(Given information Opens)
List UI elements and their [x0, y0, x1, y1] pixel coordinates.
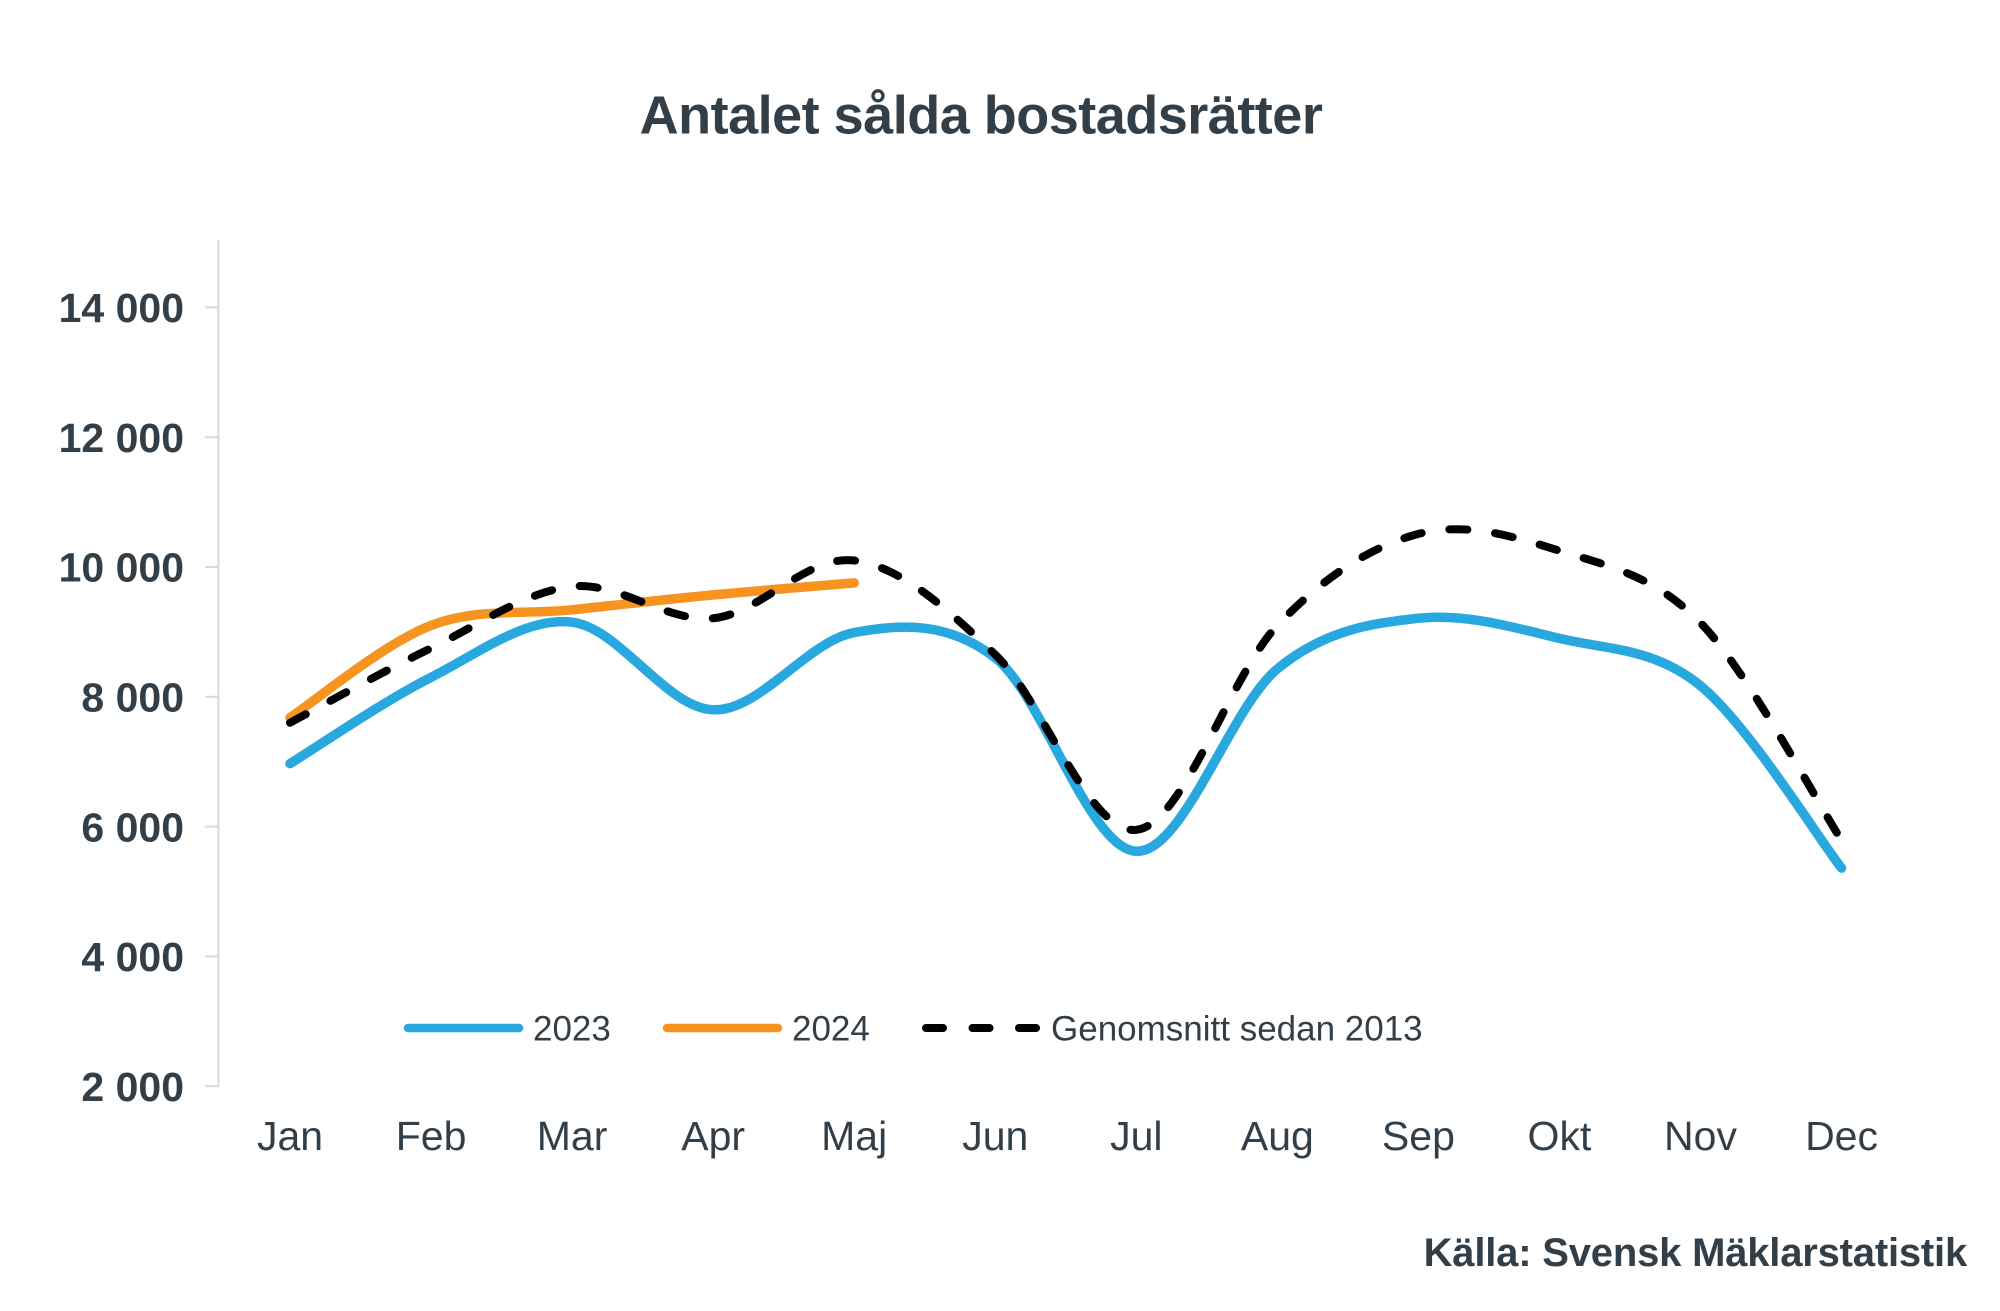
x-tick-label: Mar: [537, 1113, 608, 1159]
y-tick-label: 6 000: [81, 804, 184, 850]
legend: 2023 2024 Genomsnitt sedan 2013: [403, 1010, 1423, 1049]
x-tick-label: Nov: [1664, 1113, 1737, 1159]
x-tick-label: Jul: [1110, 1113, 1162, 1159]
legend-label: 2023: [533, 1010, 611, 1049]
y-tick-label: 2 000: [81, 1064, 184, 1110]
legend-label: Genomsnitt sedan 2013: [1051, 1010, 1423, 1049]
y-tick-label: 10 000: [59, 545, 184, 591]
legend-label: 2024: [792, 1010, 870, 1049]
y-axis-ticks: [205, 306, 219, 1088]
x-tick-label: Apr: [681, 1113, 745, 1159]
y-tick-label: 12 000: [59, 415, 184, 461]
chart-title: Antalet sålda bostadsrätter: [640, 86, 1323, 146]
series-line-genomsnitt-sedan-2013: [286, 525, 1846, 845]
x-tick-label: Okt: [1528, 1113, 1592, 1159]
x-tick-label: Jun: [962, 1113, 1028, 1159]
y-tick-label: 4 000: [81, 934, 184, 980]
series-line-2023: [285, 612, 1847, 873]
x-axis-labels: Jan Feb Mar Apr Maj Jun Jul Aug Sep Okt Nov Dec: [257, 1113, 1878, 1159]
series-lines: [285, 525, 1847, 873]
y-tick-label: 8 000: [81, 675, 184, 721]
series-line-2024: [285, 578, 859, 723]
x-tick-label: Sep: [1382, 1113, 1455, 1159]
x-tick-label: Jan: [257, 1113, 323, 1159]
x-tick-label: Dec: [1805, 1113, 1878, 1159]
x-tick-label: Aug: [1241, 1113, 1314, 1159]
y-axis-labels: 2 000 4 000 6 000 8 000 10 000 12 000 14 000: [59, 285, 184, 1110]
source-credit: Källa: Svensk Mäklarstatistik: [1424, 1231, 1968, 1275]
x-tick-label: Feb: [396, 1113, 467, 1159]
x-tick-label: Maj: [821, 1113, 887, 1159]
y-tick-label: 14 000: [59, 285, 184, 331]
(Given information Closes)
- [Required work]:
A faithful copy of all the records is required, with the pictures left out.

- [Answer to this task]:
List UI elements and their [x0, y0, x1, y1] pixel coordinates.
x-tick-label: Mar: [537, 1113, 608, 1159]
y-tick-label: 6 000: [81, 804, 184, 850]
legend: 2023 2024 Genomsnitt sedan 2013: [403, 1010, 1423, 1049]
x-tick-label: Nov: [1664, 1113, 1737, 1159]
x-tick-label: Jul: [1110, 1113, 1162, 1159]
legend-label: 2023: [533, 1010, 611, 1049]
y-tick-label: 2 000: [81, 1064, 184, 1110]
legend-label: Genomsnitt sedan 2013: [1051, 1010, 1423, 1049]
y-tick-label: 10 000: [59, 545, 184, 591]
legend-label: 2024: [792, 1010, 870, 1049]
y-axis-ticks: [205, 306, 219, 1088]
x-tick-label: Apr: [681, 1113, 745, 1159]
y-tick-label: 12 000: [59, 415, 184, 461]
chart-title: Antalet sålda bostadsrätter: [640, 86, 1323, 146]
series-line-genomsnitt-sedan-2013: [286, 525, 1846, 845]
x-tick-label: Okt: [1528, 1113, 1592, 1159]
x-tick-label: Jun: [962, 1113, 1028, 1159]
y-tick-label: 4 000: [81, 934, 184, 980]
series-line-2023: [285, 612, 1847, 873]
x-axis-labels: Jan Feb Mar Apr Maj Jun Jul Aug Sep Okt Nov Dec: [257, 1113, 1878, 1159]
series-lines: [285, 525, 1847, 873]
y-tick-label: 8 000: [81, 675, 184, 721]
series-line-2024: [285, 578, 859, 723]
x-tick-label: Sep: [1382, 1113, 1455, 1159]
x-tick-label: Jan: [257, 1113, 323, 1159]
x-tick-label: Dec: [1805, 1113, 1878, 1159]
x-tick-label: Aug: [1241, 1113, 1314, 1159]
y-axis-labels: 2 000 4 000 6 000 8 000 10 000 12 000 14 000: [59, 285, 184, 1110]
source-credit: Källa: Svensk Mäklarstatistik: [1424, 1231, 1968, 1275]
x-tick-label: Feb: [396, 1113, 467, 1159]
x-tick-label: Maj: [821, 1113, 887, 1159]
y-tick-label: 14 000: [59, 285, 184, 331]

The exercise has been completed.